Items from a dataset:
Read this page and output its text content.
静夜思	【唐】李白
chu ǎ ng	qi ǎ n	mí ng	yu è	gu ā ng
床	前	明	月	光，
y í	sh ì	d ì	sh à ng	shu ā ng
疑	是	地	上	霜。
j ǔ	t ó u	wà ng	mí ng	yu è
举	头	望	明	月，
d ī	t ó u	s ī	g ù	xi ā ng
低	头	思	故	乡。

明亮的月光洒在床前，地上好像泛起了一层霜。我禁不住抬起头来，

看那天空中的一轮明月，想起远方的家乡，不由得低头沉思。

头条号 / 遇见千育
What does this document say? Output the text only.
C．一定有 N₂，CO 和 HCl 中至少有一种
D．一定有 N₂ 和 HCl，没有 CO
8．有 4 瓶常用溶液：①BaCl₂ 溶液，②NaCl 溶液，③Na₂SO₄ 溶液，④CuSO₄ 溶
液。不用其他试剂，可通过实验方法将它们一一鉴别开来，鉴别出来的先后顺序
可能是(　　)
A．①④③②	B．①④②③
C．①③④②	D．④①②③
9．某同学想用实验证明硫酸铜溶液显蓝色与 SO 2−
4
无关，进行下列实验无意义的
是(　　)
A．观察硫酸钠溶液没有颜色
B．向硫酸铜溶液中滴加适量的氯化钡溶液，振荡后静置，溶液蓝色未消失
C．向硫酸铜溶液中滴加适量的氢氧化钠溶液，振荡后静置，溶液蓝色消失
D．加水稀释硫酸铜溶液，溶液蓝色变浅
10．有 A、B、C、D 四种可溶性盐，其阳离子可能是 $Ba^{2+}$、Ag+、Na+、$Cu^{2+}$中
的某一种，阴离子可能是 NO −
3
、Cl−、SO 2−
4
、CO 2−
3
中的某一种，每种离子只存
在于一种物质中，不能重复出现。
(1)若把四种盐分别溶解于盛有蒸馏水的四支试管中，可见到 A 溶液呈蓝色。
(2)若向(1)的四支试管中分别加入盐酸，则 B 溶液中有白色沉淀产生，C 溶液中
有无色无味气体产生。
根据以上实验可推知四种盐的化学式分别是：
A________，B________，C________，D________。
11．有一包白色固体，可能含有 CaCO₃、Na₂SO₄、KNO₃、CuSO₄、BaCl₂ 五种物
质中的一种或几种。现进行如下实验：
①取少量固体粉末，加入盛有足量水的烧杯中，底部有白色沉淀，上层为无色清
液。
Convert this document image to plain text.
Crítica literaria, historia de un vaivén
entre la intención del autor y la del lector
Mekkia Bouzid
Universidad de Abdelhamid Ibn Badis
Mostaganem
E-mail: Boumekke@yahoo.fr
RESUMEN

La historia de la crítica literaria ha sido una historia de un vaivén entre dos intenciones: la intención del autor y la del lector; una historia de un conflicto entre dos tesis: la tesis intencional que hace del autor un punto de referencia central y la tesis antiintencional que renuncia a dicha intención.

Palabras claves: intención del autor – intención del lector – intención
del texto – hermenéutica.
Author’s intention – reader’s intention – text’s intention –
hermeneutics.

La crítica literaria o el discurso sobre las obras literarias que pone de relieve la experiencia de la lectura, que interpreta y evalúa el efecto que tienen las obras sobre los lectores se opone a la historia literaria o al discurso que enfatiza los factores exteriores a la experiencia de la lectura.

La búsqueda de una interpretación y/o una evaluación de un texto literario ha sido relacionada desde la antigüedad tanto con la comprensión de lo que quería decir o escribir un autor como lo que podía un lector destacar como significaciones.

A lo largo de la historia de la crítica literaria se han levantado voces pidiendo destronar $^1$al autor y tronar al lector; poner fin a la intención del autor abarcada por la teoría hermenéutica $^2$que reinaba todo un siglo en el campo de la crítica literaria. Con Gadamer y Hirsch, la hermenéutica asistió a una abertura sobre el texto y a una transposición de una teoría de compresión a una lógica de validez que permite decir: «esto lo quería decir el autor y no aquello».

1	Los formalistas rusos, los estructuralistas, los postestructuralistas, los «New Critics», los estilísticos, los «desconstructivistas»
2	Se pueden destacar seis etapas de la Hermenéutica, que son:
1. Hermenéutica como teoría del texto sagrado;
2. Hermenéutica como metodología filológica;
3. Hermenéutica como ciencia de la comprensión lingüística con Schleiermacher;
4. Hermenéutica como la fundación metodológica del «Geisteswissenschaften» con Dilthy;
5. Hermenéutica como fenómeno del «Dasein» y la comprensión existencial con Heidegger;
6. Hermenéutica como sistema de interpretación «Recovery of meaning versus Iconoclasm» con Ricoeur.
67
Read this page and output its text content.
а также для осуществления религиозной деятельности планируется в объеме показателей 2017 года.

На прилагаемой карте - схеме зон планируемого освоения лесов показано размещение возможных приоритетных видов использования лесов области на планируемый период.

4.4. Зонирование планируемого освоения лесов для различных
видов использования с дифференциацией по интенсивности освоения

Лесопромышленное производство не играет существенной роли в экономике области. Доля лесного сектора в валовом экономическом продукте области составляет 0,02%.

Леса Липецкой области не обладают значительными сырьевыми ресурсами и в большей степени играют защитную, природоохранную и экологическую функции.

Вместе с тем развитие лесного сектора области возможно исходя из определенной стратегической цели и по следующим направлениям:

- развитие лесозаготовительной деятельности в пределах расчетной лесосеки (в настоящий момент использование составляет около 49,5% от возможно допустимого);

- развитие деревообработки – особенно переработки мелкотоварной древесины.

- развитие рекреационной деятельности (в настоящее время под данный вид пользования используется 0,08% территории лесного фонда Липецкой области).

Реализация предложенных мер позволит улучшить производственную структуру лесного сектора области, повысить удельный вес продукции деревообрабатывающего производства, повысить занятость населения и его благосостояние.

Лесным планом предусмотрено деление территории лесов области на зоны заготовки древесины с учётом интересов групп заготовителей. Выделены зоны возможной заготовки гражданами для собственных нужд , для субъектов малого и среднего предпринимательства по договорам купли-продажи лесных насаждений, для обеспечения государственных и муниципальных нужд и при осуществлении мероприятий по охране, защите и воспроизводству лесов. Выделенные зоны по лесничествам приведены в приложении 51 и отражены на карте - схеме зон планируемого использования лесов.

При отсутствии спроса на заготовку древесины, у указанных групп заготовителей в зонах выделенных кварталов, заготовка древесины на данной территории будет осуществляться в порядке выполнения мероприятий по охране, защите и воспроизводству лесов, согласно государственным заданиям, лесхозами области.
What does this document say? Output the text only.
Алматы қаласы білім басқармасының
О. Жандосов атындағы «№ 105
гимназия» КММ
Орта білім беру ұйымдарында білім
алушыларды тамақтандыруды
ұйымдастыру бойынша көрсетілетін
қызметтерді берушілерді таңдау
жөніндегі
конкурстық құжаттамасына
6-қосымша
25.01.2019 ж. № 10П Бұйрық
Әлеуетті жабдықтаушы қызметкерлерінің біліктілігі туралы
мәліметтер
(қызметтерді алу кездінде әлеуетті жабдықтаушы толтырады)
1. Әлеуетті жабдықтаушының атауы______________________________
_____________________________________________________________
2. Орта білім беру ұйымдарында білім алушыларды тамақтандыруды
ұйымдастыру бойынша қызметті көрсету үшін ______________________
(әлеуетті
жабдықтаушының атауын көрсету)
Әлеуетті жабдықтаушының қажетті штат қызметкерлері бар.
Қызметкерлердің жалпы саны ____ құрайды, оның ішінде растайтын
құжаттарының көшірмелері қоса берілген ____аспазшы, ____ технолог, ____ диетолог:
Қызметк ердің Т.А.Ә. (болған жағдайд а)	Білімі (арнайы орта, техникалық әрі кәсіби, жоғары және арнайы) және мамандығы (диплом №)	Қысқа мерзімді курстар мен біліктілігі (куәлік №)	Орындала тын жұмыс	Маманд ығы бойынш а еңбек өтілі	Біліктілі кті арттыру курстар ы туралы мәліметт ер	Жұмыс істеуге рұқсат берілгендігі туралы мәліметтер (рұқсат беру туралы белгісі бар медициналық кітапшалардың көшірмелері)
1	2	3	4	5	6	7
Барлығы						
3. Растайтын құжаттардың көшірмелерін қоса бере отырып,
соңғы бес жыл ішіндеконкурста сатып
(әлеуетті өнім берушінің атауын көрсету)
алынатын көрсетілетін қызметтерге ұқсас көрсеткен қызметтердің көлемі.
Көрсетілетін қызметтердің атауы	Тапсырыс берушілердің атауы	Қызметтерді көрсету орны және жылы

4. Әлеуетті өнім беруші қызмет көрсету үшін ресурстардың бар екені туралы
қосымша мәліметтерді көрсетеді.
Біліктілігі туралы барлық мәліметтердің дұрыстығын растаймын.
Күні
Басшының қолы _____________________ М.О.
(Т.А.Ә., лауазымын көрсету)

EXERCISE: Show each line holding the word "como".

EXERCISE OUTPUT:
La búsqueda de una interpretación y/o una evaluación de un texto literario ha sido relacionada desde la antigüedad tanto con la comprensión de lo que quería decir o escribir un autor como lo que podía un lector destacar como significaciones.
1. Hermenéutica como teoría del texto sagrado;
2. Hermenéutica como metodología filológica;
3. Hermenéutica como ciencia de la comprensión lingüística con Schleiermacher;
4. Hermenéutica como la fundación metodológica del «Geisteswissenschaften» con Dilthy;
5. Hermenéutica como fenómeno del «Dasein» y la comprensión existencial con Heidegger;
6. Hermenéutica como sistema de interpretación «Recovery of meaning versus Iconoclasm» con Ricoeur.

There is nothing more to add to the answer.